● WHAT IS ASKED
Write every record out again exactly, and keep images out of it.

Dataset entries
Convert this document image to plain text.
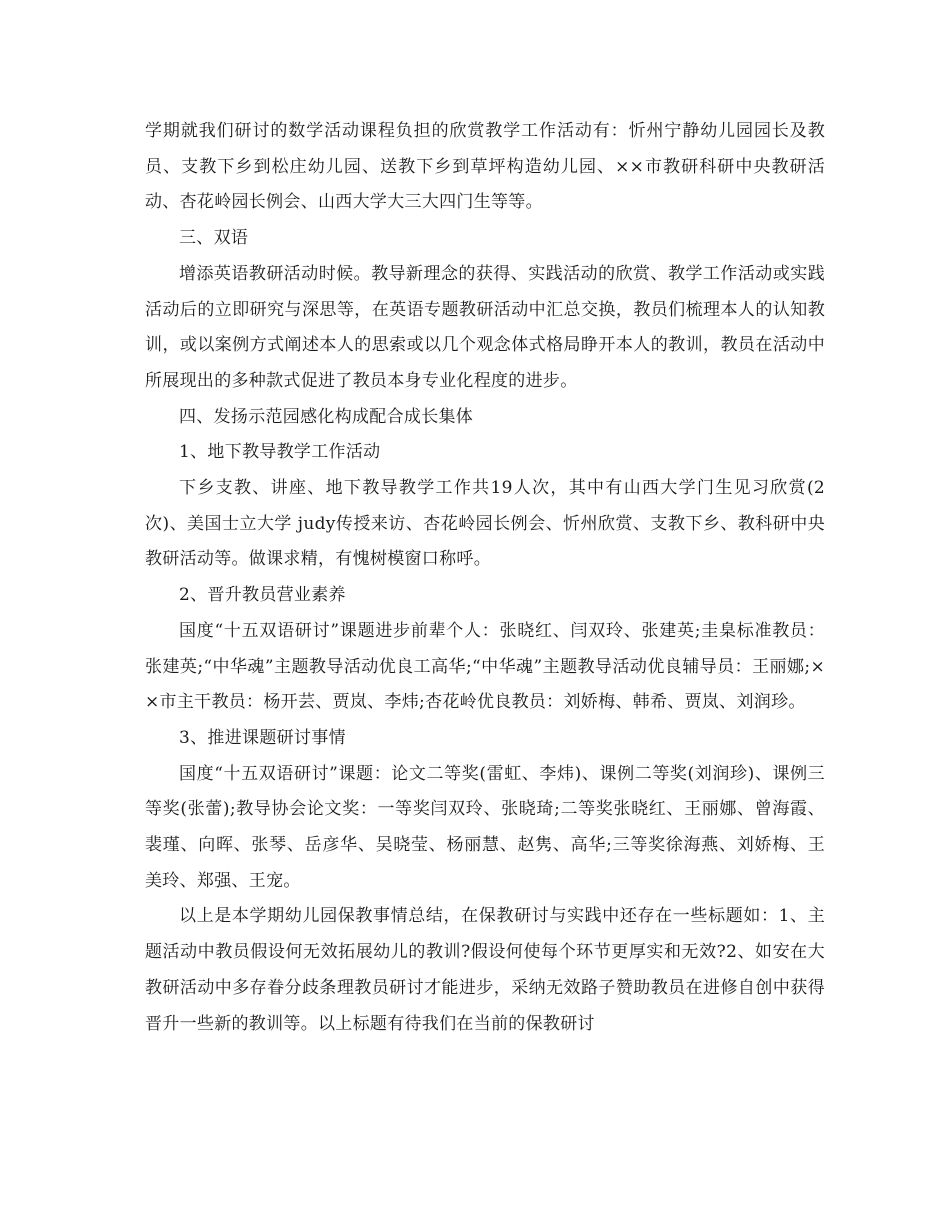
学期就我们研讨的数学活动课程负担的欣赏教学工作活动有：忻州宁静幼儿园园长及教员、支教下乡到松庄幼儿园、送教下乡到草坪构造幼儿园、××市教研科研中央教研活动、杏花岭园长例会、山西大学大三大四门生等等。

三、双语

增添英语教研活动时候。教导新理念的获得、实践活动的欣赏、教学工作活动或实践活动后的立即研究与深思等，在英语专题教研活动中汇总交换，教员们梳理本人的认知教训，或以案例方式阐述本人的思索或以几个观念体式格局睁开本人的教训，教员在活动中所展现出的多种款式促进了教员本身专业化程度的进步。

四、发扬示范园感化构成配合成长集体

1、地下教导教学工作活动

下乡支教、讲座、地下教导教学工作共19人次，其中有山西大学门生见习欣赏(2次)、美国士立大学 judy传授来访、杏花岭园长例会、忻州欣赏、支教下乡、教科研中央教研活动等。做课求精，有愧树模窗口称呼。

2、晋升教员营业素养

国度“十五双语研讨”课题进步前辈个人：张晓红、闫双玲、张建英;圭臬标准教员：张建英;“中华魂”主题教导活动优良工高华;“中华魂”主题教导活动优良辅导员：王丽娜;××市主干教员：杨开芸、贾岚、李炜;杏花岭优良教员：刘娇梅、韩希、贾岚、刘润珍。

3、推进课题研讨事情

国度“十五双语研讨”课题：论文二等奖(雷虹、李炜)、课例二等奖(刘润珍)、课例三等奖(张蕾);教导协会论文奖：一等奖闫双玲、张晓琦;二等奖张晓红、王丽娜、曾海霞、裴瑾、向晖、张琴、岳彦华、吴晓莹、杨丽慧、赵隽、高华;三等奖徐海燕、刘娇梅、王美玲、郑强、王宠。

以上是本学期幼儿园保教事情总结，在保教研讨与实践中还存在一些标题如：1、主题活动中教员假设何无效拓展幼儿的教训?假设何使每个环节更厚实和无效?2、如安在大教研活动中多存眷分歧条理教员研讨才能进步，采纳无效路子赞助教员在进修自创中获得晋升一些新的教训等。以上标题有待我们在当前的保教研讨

● EXERCISE ANSWER
Convert this document image to plain text.
学期就我们研讨的数学活动课程负担的欣赏教学工作活动有：忻州宁静幼儿园园长及教员、支教下乡到松庄幼儿园、送教下乡到草坪构造幼儿园、××市教研科研中央教研活动、杏花岭园长例会、山西大学大三大四门生等等。

三、双语

增添英语教研活动时候。教导新理念的获得、实践活动的欣赏、教学工作活动或实践活动后的立即研究与深思等，在英语专题教研活动中汇总交换，教员们梳理本人的认知教训，或以案例方式阐述本人的思索或以几个观念体式格局睁开本人的教训，教员在活动中所展现出的多种款式促进了教员本身专业化程度的进步。

四、发扬示范园感化构成配合成长集体

1、地下教导教学工作活动

下乡支教、讲座、地下教导教学工作共19人次，其中有山西大学门生见习欣赏(2次)、美国士立大学 judy传授来访、杏花岭园长例会、忻州欣赏、支教下乡、教科研中央教研活动等。做课求精，有愧树模窗口称呼。

2、晋升教员营业素养

国度“十五双语研讨”课题进步前辈个人：张晓红、闫双玲、张建英;圭臬标准教员：张建英;“中华魂”主题教导活动优良工高华;“中华魂”主题教导活动优良辅导员：王丽娜;××市主干教员：杨开芸、贾岚、李炜;杏花岭优良教员：刘娇梅、韩希、贾岚、刘润珍。

3、推进课题研讨事情

国度“十五双语研讨”课题：论文二等奖(雷虹、李炜)、课例二等奖(刘润珍)、课例三等奖(张蕾);教导协会论文奖：一等奖闫双玲、张晓琦;二等奖张晓红、王丽娜、曾海霞、裴瑾、向晖、张琴、岳彦华、吴晓莹、杨丽慧、赵隽、高华;三等奖徐海燕、刘娇梅、王美玲、郑强、王宠。

以上是本学期幼儿园保教事情总结，在保教研讨与实践中还存在一些标题如：1、主题活动中教员假设何无效拓展幼儿的教训?假设何使每个环节更厚实和无效?2、如安在大教研活动中多存眷分歧条理教员研讨才能进步，采纳无效路子赞助教员在进修自创中获得晋升一些新的教训等。以上标题有待我们在当前的保教研讨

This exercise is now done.